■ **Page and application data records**
################

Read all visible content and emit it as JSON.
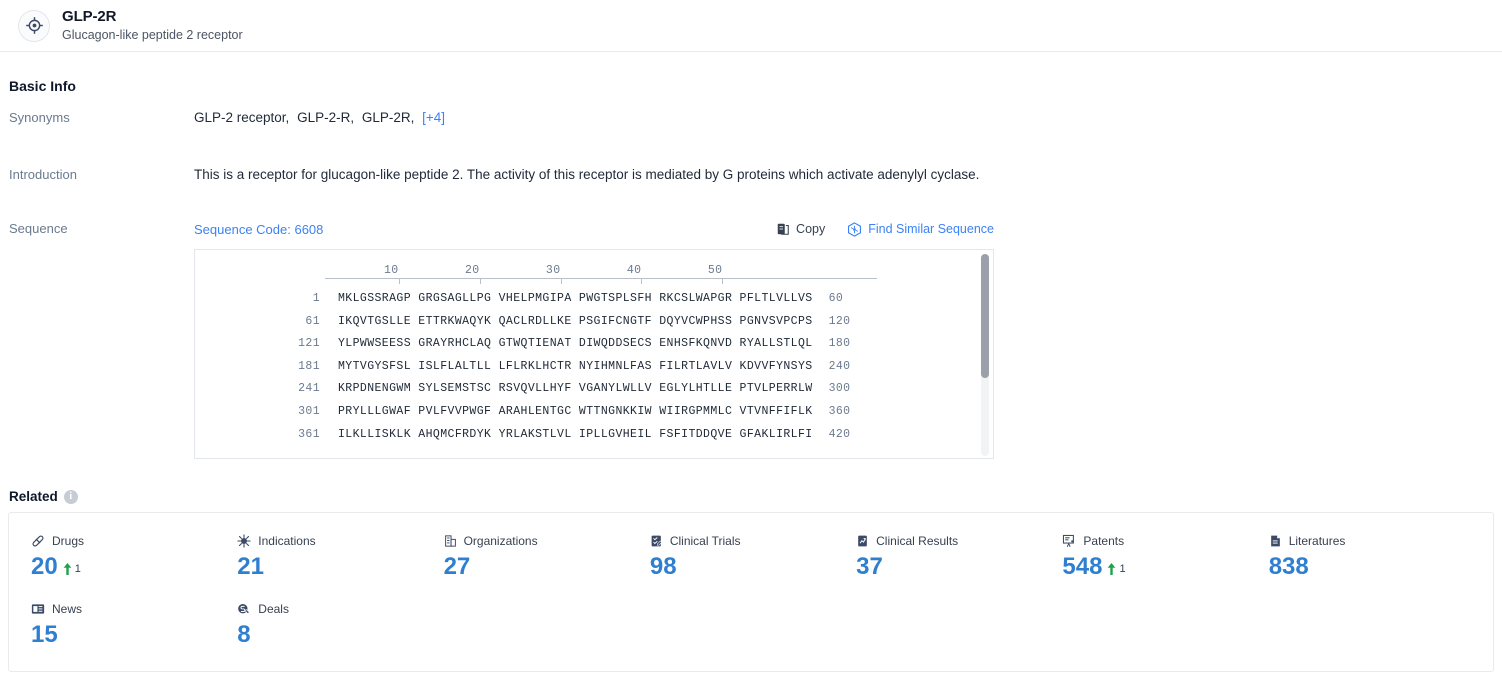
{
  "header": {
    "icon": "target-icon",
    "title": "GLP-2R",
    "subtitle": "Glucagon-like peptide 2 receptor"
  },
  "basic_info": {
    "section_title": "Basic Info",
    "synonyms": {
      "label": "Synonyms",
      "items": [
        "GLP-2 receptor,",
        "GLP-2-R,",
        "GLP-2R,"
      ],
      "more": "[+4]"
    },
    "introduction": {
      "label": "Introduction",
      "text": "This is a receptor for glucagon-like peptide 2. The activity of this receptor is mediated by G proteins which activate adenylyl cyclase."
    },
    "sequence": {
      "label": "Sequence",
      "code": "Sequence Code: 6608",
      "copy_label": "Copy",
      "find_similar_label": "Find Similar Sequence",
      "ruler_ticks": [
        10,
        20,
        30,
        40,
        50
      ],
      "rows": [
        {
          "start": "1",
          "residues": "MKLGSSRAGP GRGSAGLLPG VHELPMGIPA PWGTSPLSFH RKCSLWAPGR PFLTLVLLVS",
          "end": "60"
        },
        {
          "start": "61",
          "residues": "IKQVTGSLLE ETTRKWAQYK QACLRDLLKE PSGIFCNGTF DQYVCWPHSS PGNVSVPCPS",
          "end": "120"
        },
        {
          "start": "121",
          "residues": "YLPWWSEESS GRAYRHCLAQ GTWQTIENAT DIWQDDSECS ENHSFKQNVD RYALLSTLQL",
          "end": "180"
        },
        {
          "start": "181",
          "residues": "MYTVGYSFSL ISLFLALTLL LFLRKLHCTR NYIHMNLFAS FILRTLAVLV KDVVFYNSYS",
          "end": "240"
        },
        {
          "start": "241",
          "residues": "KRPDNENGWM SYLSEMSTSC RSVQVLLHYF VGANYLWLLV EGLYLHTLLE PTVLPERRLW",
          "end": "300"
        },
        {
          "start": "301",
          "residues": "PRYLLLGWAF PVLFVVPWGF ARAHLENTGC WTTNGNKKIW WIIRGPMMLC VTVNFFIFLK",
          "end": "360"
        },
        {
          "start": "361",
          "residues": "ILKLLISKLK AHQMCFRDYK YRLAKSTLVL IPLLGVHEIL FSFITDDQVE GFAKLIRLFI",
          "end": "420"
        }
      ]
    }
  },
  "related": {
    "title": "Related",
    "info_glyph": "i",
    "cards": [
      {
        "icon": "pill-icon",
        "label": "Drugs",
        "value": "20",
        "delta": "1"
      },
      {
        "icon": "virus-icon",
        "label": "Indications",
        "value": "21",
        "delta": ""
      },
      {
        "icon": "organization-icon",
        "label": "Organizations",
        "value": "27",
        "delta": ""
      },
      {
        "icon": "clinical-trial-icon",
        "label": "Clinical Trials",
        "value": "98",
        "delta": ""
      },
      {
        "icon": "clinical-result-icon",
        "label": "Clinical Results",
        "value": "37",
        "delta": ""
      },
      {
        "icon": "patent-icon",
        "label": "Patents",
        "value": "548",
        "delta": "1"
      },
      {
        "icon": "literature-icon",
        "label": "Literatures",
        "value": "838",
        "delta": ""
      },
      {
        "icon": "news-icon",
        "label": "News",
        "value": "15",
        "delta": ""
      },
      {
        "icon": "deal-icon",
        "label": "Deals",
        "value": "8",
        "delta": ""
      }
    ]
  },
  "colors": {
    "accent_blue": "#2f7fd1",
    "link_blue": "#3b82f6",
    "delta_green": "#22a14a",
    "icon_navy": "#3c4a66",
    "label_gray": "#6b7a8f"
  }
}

################

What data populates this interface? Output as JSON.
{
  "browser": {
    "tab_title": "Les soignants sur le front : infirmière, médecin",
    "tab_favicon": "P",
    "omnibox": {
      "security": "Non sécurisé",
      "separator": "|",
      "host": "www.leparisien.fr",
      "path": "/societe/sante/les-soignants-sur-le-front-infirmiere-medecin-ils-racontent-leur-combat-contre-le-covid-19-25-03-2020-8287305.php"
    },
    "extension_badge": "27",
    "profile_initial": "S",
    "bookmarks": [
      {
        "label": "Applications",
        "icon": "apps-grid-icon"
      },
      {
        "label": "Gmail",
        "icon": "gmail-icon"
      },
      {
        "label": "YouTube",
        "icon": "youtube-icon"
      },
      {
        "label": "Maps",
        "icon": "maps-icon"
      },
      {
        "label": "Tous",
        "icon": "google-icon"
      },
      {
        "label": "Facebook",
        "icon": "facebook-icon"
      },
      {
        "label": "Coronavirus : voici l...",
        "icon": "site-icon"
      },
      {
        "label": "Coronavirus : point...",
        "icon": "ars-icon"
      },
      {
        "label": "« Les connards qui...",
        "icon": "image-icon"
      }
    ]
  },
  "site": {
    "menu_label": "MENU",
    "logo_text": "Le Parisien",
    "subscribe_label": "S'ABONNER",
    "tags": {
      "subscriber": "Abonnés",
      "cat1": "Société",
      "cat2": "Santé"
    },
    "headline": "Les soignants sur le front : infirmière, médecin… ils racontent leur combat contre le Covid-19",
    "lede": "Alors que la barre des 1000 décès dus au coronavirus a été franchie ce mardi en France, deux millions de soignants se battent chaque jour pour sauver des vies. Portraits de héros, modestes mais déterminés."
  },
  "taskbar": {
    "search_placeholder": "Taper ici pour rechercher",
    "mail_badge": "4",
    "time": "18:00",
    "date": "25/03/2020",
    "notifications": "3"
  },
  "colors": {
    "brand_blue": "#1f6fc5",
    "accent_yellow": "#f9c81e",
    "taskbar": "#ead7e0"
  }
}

################

■ **Work to be completed**
For the word "receptor", tally the lines above that hold it and answer with the number alone.

■ **Solution for this task**
3